■ **Exercise instructions**: Switch "bounding boxes" to "box coordinates" throughout the material below and write it out again with nothing else changed, omitting the pictures.

====== Records shown

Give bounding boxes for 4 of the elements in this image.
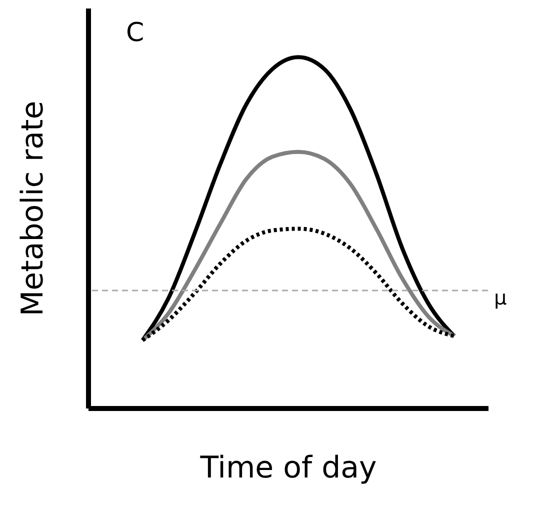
ref-line-label: μ: [494, 285, 507, 310]
y-axis-title: Metabolic rate: [16, 100, 50, 316]
x-axis-title: Time of day: [199, 450, 377, 486]
text: C: [126, 18, 144, 48]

============

■ **Response to this exercise**:
Give box coordinates for 4 of the elements in this image.
ref-line-label: μ: [494, 285, 507, 310]
y-axis-title: Metabolic rate: [16, 100, 50, 316]
x-axis-title: Time of day: [199, 450, 377, 486]
text: C: [126, 18, 144, 48]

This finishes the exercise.